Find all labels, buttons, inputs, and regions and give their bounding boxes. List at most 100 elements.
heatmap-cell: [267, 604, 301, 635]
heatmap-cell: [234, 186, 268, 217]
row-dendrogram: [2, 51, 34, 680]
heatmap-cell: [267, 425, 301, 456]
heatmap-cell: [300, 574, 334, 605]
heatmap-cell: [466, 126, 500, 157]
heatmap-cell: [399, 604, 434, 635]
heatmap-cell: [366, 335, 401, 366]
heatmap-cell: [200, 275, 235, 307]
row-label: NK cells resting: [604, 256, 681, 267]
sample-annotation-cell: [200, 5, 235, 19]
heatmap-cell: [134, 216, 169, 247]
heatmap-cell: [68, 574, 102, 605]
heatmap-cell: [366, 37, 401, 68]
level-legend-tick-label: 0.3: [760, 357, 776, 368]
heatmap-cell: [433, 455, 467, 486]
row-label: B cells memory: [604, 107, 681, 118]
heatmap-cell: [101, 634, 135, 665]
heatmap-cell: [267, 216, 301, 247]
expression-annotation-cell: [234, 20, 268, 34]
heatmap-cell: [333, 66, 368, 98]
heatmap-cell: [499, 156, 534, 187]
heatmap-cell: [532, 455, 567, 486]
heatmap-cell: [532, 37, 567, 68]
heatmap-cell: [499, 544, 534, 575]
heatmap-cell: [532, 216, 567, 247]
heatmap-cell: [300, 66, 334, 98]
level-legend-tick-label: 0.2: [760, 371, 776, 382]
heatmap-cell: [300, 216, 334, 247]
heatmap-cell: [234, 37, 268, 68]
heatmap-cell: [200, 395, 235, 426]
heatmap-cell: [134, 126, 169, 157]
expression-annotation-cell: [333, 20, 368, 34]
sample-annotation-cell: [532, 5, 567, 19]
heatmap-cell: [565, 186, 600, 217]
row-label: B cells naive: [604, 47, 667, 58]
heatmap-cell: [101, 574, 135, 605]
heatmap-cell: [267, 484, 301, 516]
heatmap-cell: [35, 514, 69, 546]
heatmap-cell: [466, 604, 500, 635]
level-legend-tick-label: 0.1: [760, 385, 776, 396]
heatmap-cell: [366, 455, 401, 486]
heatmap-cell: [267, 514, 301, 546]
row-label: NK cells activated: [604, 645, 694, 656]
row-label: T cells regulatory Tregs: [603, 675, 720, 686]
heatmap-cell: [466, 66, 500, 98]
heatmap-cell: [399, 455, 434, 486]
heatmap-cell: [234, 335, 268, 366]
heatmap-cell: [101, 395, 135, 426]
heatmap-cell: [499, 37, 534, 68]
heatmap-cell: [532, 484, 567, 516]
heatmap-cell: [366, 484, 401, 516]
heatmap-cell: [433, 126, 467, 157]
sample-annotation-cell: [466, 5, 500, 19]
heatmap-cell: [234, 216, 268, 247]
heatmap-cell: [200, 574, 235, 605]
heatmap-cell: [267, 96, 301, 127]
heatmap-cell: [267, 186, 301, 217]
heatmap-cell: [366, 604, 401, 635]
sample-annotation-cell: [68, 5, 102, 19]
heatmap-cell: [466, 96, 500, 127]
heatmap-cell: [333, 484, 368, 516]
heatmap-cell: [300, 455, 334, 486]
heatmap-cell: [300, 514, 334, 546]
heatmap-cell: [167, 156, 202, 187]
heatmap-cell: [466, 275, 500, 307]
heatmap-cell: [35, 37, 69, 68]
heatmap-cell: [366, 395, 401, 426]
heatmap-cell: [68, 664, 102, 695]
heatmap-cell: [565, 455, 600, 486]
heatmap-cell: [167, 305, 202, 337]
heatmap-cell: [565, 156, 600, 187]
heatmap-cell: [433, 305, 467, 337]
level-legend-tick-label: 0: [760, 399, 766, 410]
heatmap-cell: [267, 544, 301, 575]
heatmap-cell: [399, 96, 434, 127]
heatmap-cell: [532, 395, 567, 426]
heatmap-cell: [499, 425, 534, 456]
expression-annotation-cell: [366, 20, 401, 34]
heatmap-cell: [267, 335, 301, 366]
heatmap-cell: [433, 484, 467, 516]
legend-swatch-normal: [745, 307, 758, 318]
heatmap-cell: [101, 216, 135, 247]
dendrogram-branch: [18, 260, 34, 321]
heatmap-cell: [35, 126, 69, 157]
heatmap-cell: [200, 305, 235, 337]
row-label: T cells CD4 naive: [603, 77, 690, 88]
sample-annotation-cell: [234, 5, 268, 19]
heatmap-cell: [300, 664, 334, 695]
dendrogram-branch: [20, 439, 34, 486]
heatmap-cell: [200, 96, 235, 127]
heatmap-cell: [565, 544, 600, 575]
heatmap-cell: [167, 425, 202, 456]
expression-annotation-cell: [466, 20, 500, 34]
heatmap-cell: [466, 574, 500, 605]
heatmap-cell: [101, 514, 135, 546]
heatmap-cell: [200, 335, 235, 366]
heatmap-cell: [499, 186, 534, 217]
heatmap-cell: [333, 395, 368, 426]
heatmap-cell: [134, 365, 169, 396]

*YOUR ASSIGNMENT*.
Copy out all of the records above with nothing altered.

*RESULT FOR THIS TASK*.
Find all labels, buttons, inputs, and regions and give their bounding boxes. List at most 100 elements.
heatmap-cell: [267, 604, 301, 635]
heatmap-cell: [234, 186, 268, 217]
row-dendrogram: [2, 51, 34, 680]
heatmap-cell: [267, 425, 301, 456]
heatmap-cell: [300, 574, 334, 605]
heatmap-cell: [466, 126, 500, 157]
heatmap-cell: [399, 604, 434, 635]
heatmap-cell: [366, 335, 401, 366]
heatmap-cell: [200, 275, 235, 307]
row-label: NK cells resting: [604, 256, 681, 267]
sample-annotation-cell: [200, 5, 235, 19]
heatmap-cell: [134, 216, 169, 247]
heatmap-cell: [68, 574, 102, 605]
heatmap-cell: [366, 37, 401, 68]
level-legend-tick-label: 0.3: [760, 357, 776, 368]
heatmap-cell: [433, 455, 467, 486]
row-label: B cells memory: [604, 107, 681, 118]
heatmap-cell: [101, 634, 135, 665]
heatmap-cell: [267, 216, 301, 247]
expression-annotation-cell: [234, 20, 268, 34]
heatmap-cell: [333, 66, 368, 98]
heatmap-cell: [499, 156, 534, 187]
heatmap-cell: [532, 455, 567, 486]
heatmap-cell: [532, 37, 567, 68]
heatmap-cell: [499, 544, 534, 575]
heatmap-cell: [532, 216, 567, 247]
heatmap-cell: [300, 66, 334, 98]
level-legend-tick-label: 0.2: [760, 371, 776, 382]
heatmap-cell: [300, 216, 334, 247]
heatmap-cell: [234, 37, 268, 68]
heatmap-cell: [200, 395, 235, 426]
heatmap-cell: [134, 126, 169, 157]
expression-annotation-cell: [333, 20, 368, 34]
sample-annotation-cell: [532, 5, 567, 19]
heatmap-cell: [565, 186, 600, 217]
row-label: B cells naive: [604, 47, 667, 58]
heatmap-cell: [101, 574, 135, 605]
heatmap-cell: [267, 484, 301, 516]
heatmap-cell: [35, 514, 69, 546]
heatmap-cell: [466, 604, 500, 635]
level-legend-tick-label: 0.1: [760, 385, 776, 396]
heatmap-cell: [366, 455, 401, 486]
heatmap-cell: [267, 514, 301, 546]
row-label: NK cells activated: [604, 645, 694, 656]
row-label: T cells regulatory Tregs: [603, 675, 720, 686]
heatmap-cell: [466, 66, 500, 98]
heatmap-cell: [399, 455, 434, 486]
heatmap-cell: [234, 335, 268, 366]
heatmap-cell: [101, 395, 135, 426]
heatmap-cell: [499, 37, 534, 68]
heatmap-cell: [532, 484, 567, 516]
heatmap-cell: [366, 484, 401, 516]
heatmap-cell: [433, 126, 467, 157]
sample-annotation-cell: [466, 5, 500, 19]
heatmap-cell: [234, 216, 268, 247]
heatmap-cell: [200, 574, 235, 605]
heatmap-cell: [267, 96, 301, 127]
heatmap-cell: [267, 186, 301, 217]
heatmap-cell: [366, 604, 401, 635]
sample-annotation-cell: [68, 5, 102, 19]
heatmap-cell: [466, 96, 500, 127]
heatmap-cell: [333, 484, 368, 516]
heatmap-cell: [300, 455, 334, 486]
heatmap-cell: [300, 514, 334, 546]
heatmap-cell: [167, 156, 202, 187]
heatmap-cell: [466, 275, 500, 307]
heatmap-cell: [35, 37, 69, 68]
heatmap-cell: [366, 395, 401, 426]
heatmap-cell: [68, 664, 102, 695]
heatmap-cell: [565, 455, 600, 486]
heatmap-cell: [167, 305, 202, 337]
heatmap-cell: [565, 156, 600, 187]
heatmap-cell: [433, 305, 467, 337]
level-legend-tick-label: 0: [760, 399, 766, 410]
heatmap-cell: [267, 544, 301, 575]
heatmap-cell: [399, 96, 434, 127]
heatmap-cell: [532, 395, 567, 426]
heatmap-cell: [499, 425, 534, 456]
expression-annotation-cell: [366, 20, 401, 34]
heatmap-cell: [267, 335, 301, 366]
heatmap-cell: [433, 484, 467, 516]
legend-swatch-normal: [745, 307, 758, 318]
heatmap-cell: [101, 216, 135, 247]
dendrogram-branch: [18, 260, 34, 321]
heatmap-cell: [35, 126, 69, 157]
heatmap-cell: [200, 305, 235, 337]
row-label: T cells CD4 naive: [603, 77, 690, 88]
sample-annotation-cell: [234, 5, 268, 19]
heatmap-cell: [300, 664, 334, 695]
dendrogram-branch: [20, 439, 34, 486]
heatmap-cell: [200, 96, 235, 127]
heatmap-cell: [565, 544, 600, 575]
heatmap-cell: [167, 425, 202, 456]
expression-annotation-cell: [466, 20, 500, 34]
heatmap-cell: [466, 574, 500, 605]
heatmap-cell: [101, 514, 135, 546]
heatmap-cell: [200, 335, 235, 366]
heatmap-cell: [499, 186, 534, 217]
heatmap-cell: [333, 395, 368, 426]
heatmap-cell: [134, 365, 169, 396]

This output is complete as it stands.